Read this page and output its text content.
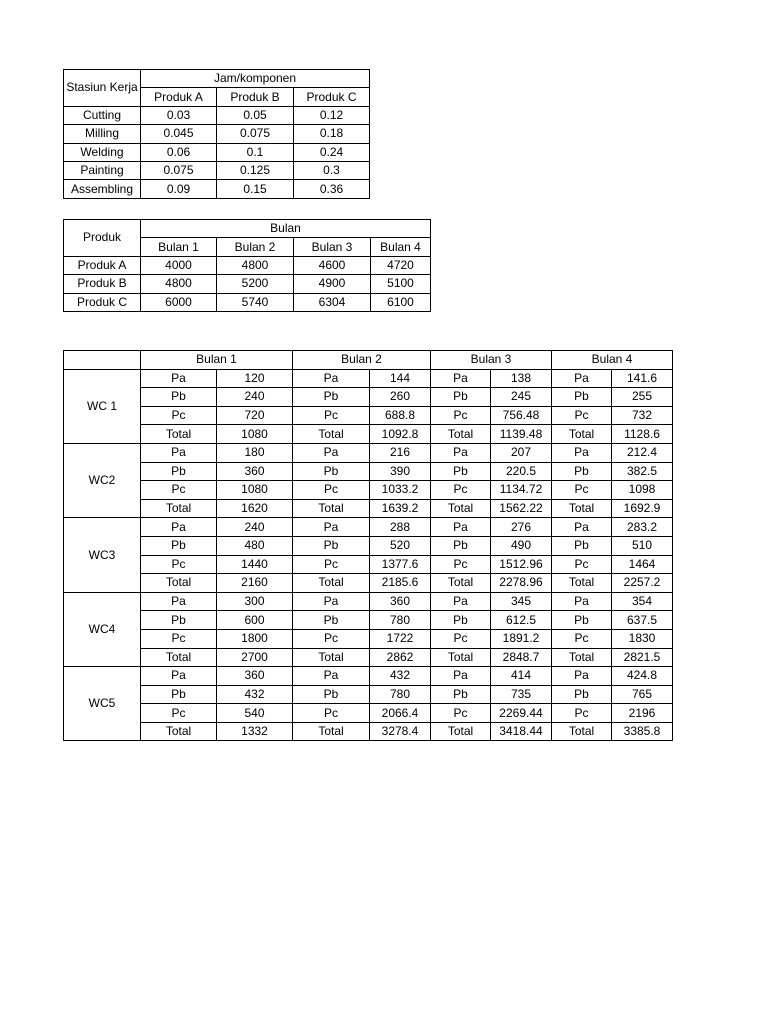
Stasiun Kerja	Jam/komponen		
	Produk A	Produk B	Produk C
Cutting	0.03	0.05	0.12
Milling	0.045	0.075	0.18
Welding	0.06	0.1	0.24
Painting	0.075	0.125	0.3
Assembling	0.09	0.15	0.36
Produk	Bulan			
	Bulan 1	Bulan 2	Bulan 3	Bulan 4
Produk A	4000	4800	4600	4720
Produk B	4800	5200	4900	5100
Produk C	6000	5740	6304	6100
	Bulan 1		Bulan 2		Bulan 3		Bulan 4	
WC 1	Pa	120	Pa	144	Pa	138	Pa	141.6
	Pb	240	Pb	260	Pb	245	Pb	255
	Pc	720	Pc	688.8	Pc	756.48	Pc	732
	Total	1080	Total	1092.8	Total	1139.48	Total	1128.6
WC2	Pa	180	Pa	216	Pa	207	Pa	212.4
	Pb	360	Pb	390	Pb	220.5	Pb	382.5
	Pc	1080	Pc	1033.2	Pc	1134.72	Pc	1098
	Total	1620	Total	1639.2	Total	1562.22	Total	1692.9
WC3	Pa	240	Pa	288	Pa	276	Pa	283.2
	Pb	480	Pb	520	Pb	490	Pb	510
	Pc	1440	Pc	1377.6	Pc	1512.96	Pc	1464
	Total	2160	Total	2185.6	Total	2278.96	Total	2257.2
WC4	Pa	300	Pa	360	Pa	345	Pa	354
	Pb	600	Pb	780	Pb	612.5	Pb	637.5
	Pc	1800	Pc	1722	Pc	1891.2	Pc	1830
	Total	2700	Total	2862	Total	2848.7	Total	2821.5
WC5	Pa	360	Pa	432	Pa	414	Pa	424.8
	Pb	432	Pb	780	Pb	735	Pb	765
	Pc	540	Pc	2066.4	Pc	2269.44	Pc	2196
	Total	1332	Total	3278.4	Total	3418.44	Total	3385.8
=-=-=-=-=
__TASK TO CARRY OUT__
Take the listing and print it again exactly, but without any pictures.

__ANSWER TO THE EXERCISE__
Read this page and output its text content.
Stasiun Kerja	Jam/komponen		
	Produk A	Produk B	Produk C
Cutting	0.03	0.05	0.12
Milling	0.045	0.075	0.18
Welding	0.06	0.1	0.24
Painting	0.075	0.125	0.3
Assembling	0.09	0.15	0.36
Produk	Bulan			
	Bulan 1	Bulan 2	Bulan 3	Bulan 4
Produk A	4000	4800	4600	4720
Produk B	4800	5200	4900	5100
Produk C	6000	5740	6304	6100
	Bulan 1		Bulan 2		Bulan 3		Bulan 4	
WC 1	Pa	120	Pa	144	Pa	138	Pa	141.6
	Pb	240	Pb	260	Pb	245	Pb	255
	Pc	720	Pc	688.8	Pc	756.48	Pc	732
	Total	1080	Total	1092.8	Total	1139.48	Total	1128.6
WC2	Pa	180	Pa	216	Pa	207	Pa	212.4
	Pb	360	Pb	390	Pb	220.5	Pb	382.5
	Pc	1080	Pc	1033.2	Pc	1134.72	Pc	1098
	Total	1620	Total	1639.2	Total	1562.22	Total	1692.9
WC3	Pa	240	Pa	288	Pa	276	Pa	283.2
	Pb	480	Pb	520	Pb	490	Pb	510
	Pc	1440	Pc	1377.6	Pc	1512.96	Pc	1464
	Total	2160	Total	2185.6	Total	2278.96	Total	2257.2
WC4	Pa	300	Pa	360	Pa	345	Pa	354
	Pb	600	Pb	780	Pb	612.5	Pb	637.5
	Pc	1800	Pc	1722	Pc	1891.2	Pc	1830
	Total	2700	Total	2862	Total	2848.7	Total	2821.5
WC5	Pa	360	Pa	432	Pa	414	Pa	424.8
	Pb	432	Pb	780	Pb	735	Pb	765
	Pc	540	Pc	2066.4	Pc	2269.44	Pc	2196
	Total	1332	Total	3278.4	Total	3418.44	Total	3385.8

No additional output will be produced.